Given task. Copy the records below exactly, leaving out every picture.
#####
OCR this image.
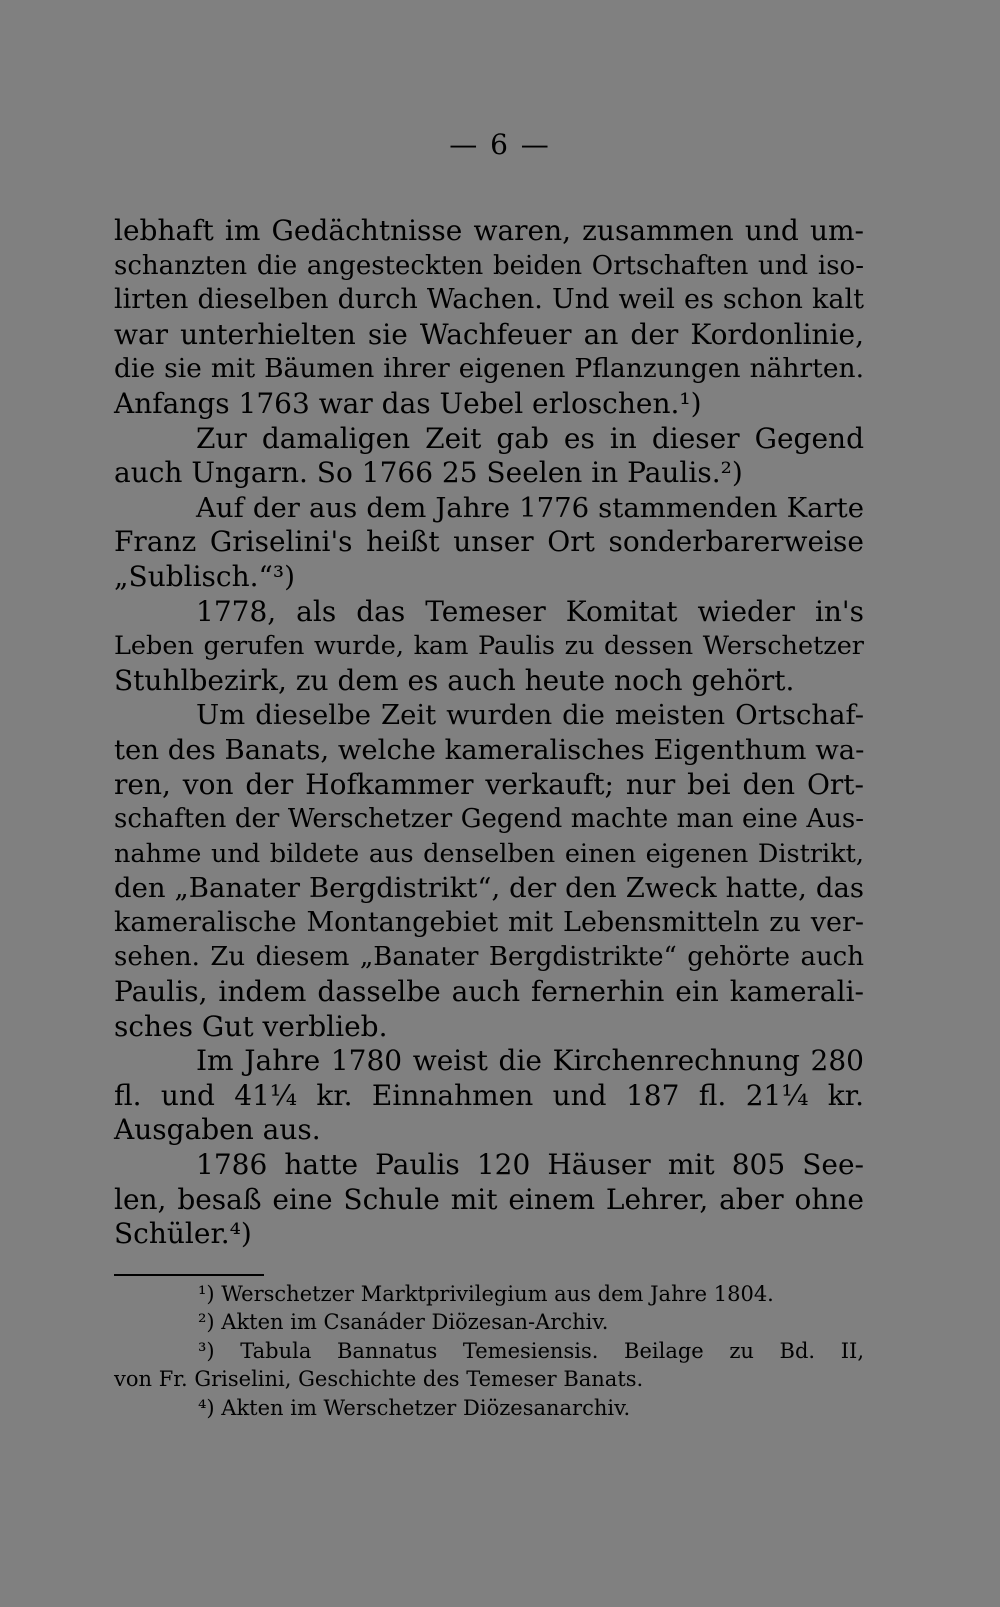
— 6 —
lebhaft im Gedächtnisse waren, zusammen und um-
schanzten die angesteckten beiden Ortschaften und iso-
lirten dieselben durch Wachen. Und weil es schon kalt
war unterhielten sie Wachfeuer an der Kordonlinie,
die sie mit Bäumen ihrer eigenen Pflanzungen nährten.
Anfangs 1763 war das Uebel erloschen.¹)
Zur damaligen Zeit gab es in dieser Gegend
auch Ungarn. So 1766 25 Seelen in Paulis.²)
Auf der aus dem Jahre 1776 stammenden Karte
Franz Griselini's heißt unser Ort sonderbarerweise
„Sublisch.“³)
1778, als das Temeser Komitat wieder in's
Leben gerufen wurde, kam Paulis zu dessen Werschetzer
Stuhlbezirk, zu dem es auch heute noch gehört.
Um dieselbe Zeit wurden die meisten Ortschaf-
ten des Banats, welche kameralisches Eigenthum wa-
ren, von der Hofkammer verkauft; nur bei den Ort-
schaften der Werschetzer Gegend machte man eine Aus-
nahme und bildete aus denselben einen eigenen Distrikt,
den „Banater Bergdistrikt“, der den Zweck hatte, das
kameralische Montangebiet mit Lebensmitteln zu ver-
sehen. Zu diesem „Banater Bergdistrikte“ gehörte auch
Paulis, indem dasselbe auch fernerhin ein kamerali-
sches Gut verblieb.
Im Jahre 1780 weist die Kirchenrechnung 280
fl. und 41¼ kr. Einnahmen und 187 fl. 21¼ kr.
Ausgaben aus.
1786 hatte Paulis 120 Häuser mit 805 See-
len, besaß eine Schule mit einem Lehrer, aber ohne
Schüler.⁴)
¹) Werschetzer Marktprivilegium aus dem Jahre 1804.
²) Akten im Csanáder Diözesan-Archiv.
³) Tabula Bannatus Temesiensis. Beilage zu Bd. II,
von Fr. Griselini, Geschichte des Temeser Banats.
⁴) Akten im Werschetzer Diözesanarchiv.
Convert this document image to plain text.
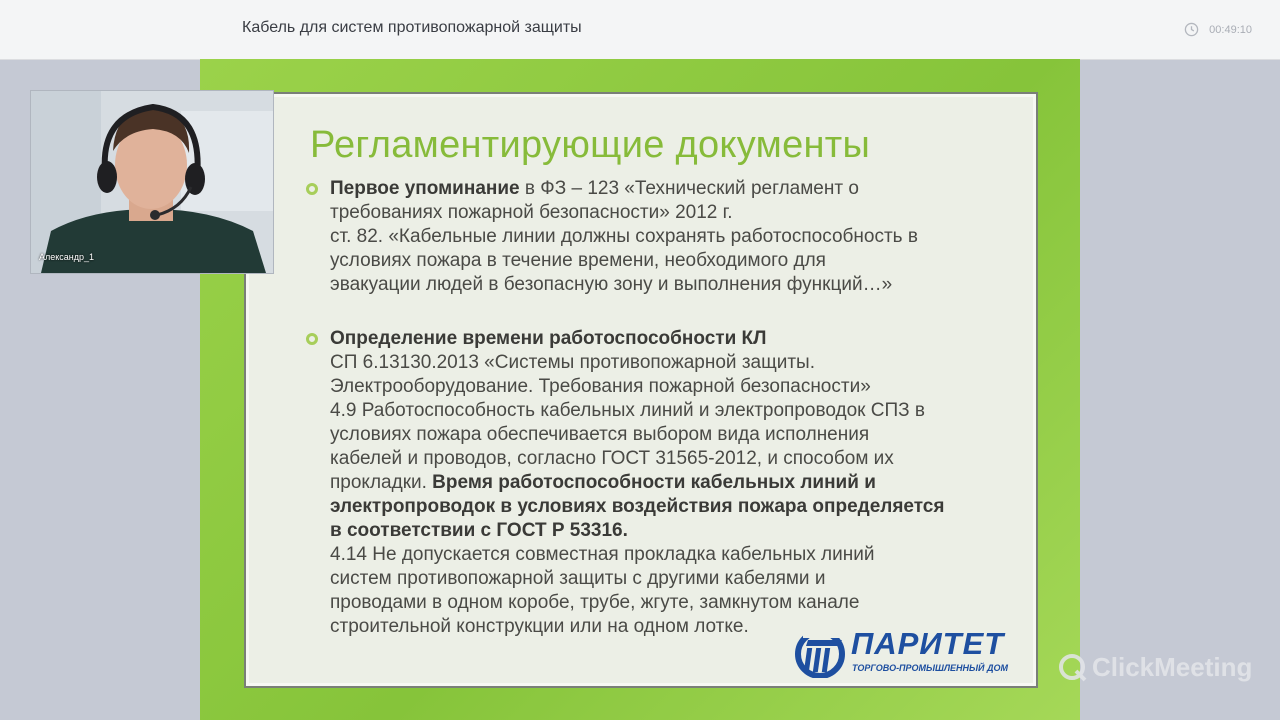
Кабель для систем противопожарной защиты	00:49:10
Регламентирующие документы

Первое упоминание в ФЗ – 123 «Технический регламент о

требованиях пожарной безопасности» 2012 г.

ст. 82. «Кабельные линии должны сохранять работоспособность в

условиях пожара в течение времени, необходимого для

эвакуации людей в безопасную зону и выполнения функций…»

Определение времени работоспособности КЛ

СП 6.13130.2013 «Системы противопожарной защиты.

Электрооборудование. Требования пожарной безопасности»

4.9 Работоспособность кабельных линий и электропроводок СПЗ в

условиях пожара обеспечивается выбором вида исполнения

кабелей и проводов, согласно ГОСТ 31565-2012, и способом их

прокладки. Время работоспособности кабельных линий и

электропроводок в условиях воздействия пожара определяется

в соответствии с ГОСТ Р 53316.

4.14 Не допускается совместная прокладка кабельных линий

систем противопожарной защиты с другими кабелями и

проводами в одном коробе, трубе, жгуте, замкнутом канале

строительной конструкции или на одном лотке.	ПАРИТЕТ
ТОРГОВО-ПРОМЫШЛЕННЫЙ ДОМ
Александр_1
ClickMeeting
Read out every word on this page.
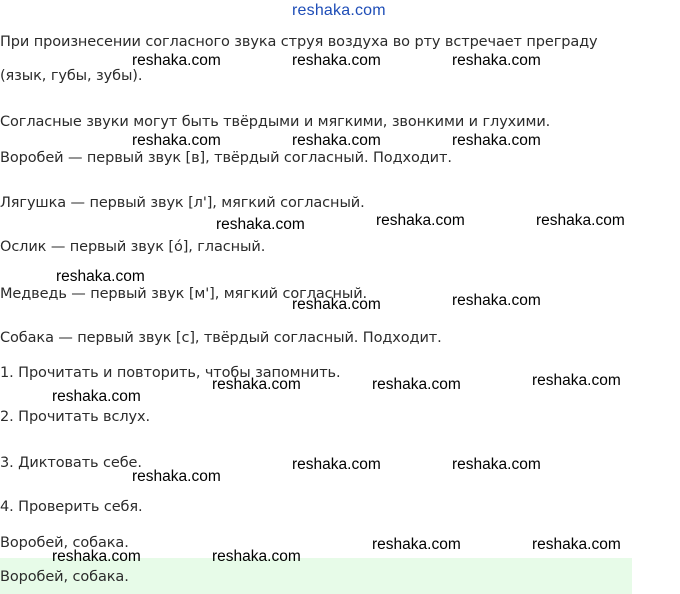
reshaka.com
При произнесении согласного звука струя воздуха во рту встречает преграду
(язык, губы, зубы).
Согласные звуки могут быть твёрдыми и мягкими, звонкими и глухими.
Воробей — первый звук [в], твёрдый согласный. Подходит.
Лягушка — первый звук [л'], мягкий согласный.
Ослик — первый звук [о́], гласный.
Медведь — первый звук [м'], мягкий согласный.
Собака — первый звук [с], твёрдый согласный. Подходит.
1. Прочитать и повторить, чтобы запомнить.
2. Прочитать вслух.
3. Диктовать себе.
4. Проверить себя.
Воробей, собака.
Воробей, собака.
reshaka.com	reshaka.com	reshaka.com
reshaka.com	reshaka.com	reshaka.com
reshaka.com	reshaka.com
reshaka.com
reshaka.com
reshaka.com	reshaka.com
reshaka.com
reshaka.com	reshaka.com
reshaka.com
reshaka.com	reshaka.com
reshaka.com
reshaka.com	reshaka.com
reshaka.com	reshaka.com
#####
Response for this exercise.
OCR this image.
— 6 —
lebhaft im Gedächtnisse waren, zusammen und um-
schanzten die angesteckten beiden Ortschaften und iso-
lirten dieselben durch Wachen. Und weil es schon kalt
war unterhielten sie Wachfeuer an der Kordonlinie,
die sie mit Bäumen ihrer eigenen Pflanzungen nährten.
Anfangs 1763 war das Uebel erloschen.¹)
Zur damaligen Zeit gab es in dieser Gegend
auch Ungarn. So 1766 25 Seelen in Paulis.²)
Auf der aus dem Jahre 1776 stammenden Karte
Franz Griselini's heißt unser Ort sonderbarerweise
„Sublisch.“³)
1778, als das Temeser Komitat wieder in's
Leben gerufen wurde, kam Paulis zu dessen Werschetzer
Stuhlbezirk, zu dem es auch heute noch gehört.
Um dieselbe Zeit wurden die meisten Ortschaf-
ten des Banats, welche kameralisches Eigenthum wa-
ren, von der Hofkammer verkauft; nur bei den Ort-
schaften der Werschetzer Gegend machte man eine Aus-
nahme und bildete aus denselben einen eigenen Distrikt,
den „Banater Bergdistrikt“, der den Zweck hatte, das
kameralische Montangebiet mit Lebensmitteln zu ver-
sehen. Zu diesem „Banater Bergdistrikte“ gehörte auch
Paulis, indem dasselbe auch fernerhin ein kamerali-
sches Gut verblieb.
Im Jahre 1780 weist die Kirchenrechnung 280
fl. und 41¼ kr. Einnahmen und 187 fl. 21¼ kr.
Ausgaben aus.
1786 hatte Paulis 120 Häuser mit 805 See-
len, besaß eine Schule mit einem Lehrer, aber ohne
Schüler.⁴)
¹) Werschetzer Marktprivilegium aus dem Jahre 1804.
²) Akten im Csanáder Diözesan-Archiv.
³) Tabula Bannatus Temesiensis. Beilage zu Bd. II,
von Fr. Griselini, Geschichte des Temeser Banats.
⁴) Akten im Werschetzer Diözesanarchiv.
Convert this document image to plain text.
Кабель для систем противопожарной защиты	00:49:10
Регламентирующие документы

Первое упоминание в ФЗ – 123 «Технический регламент о

требованиях пожарной безопасности» 2012 г.

ст. 82. «Кабельные линии должны сохранять работоспособность в

условиях пожара в течение времени, необходимого для

эвакуации людей в безопасную зону и выполнения функций…»

Определение времени работоспособности КЛ

СП 6.13130.2013 «Системы противопожарной защиты.

Электрооборудование. Требования пожарной безопасности»

4.9 Работоспособность кабельных линий и электропроводок СПЗ в

условиях пожара обеспечивается выбором вида исполнения

кабелей и проводов, согласно ГОСТ 31565-2012, и способом их

прокладки. Время работоспособности кабельных линий и

электропроводок в условиях воздействия пожара определяется

в соответствии с ГОСТ Р 53316.

4.14 Не допускается совместная прокладка кабельных линий

систем противопожарной защиты с другими кабелями и

проводами в одном коробе, трубе, жгуте, замкнутом канале

строительной конструкции или на одном лотке.	ПАРИТЕТ
ТОРГОВО-ПРОМЫШЛЕННЫЙ ДОМ
Александр_1
ClickMeeting
Read out every word on this page.
reshaka.com
При произнесении согласного звука струя воздуха во рту встречает преграду
(язык, губы, зубы).
Согласные звуки могут быть твёрдыми и мягкими, звонкими и глухими.
Воробей — первый звук [в], твёрдый согласный. Подходит.
Лягушка — первый звук [л'], мягкий согласный.
Ослик — первый звук [о́], гласный.
Медведь — первый звук [м'], мягкий согласный.
Собака — первый звук [с], твёрдый согласный. Подходит.
1. Прочитать и повторить, чтобы запомнить.
2. Прочитать вслух.
3. Диктовать себе.
4. Проверить себя.
Воробей, собака.
Воробей, собака.
reshaka.com	reshaka.com	reshaka.com
reshaka.com	reshaka.com	reshaka.com
reshaka.com	reshaka.com
reshaka.com
reshaka.com
reshaka.com	reshaka.com
reshaka.com
reshaka.com	reshaka.com
reshaka.com
reshaka.com	reshaka.com
reshaka.com
reshaka.com	reshaka.com
reshaka.com	reshaka.com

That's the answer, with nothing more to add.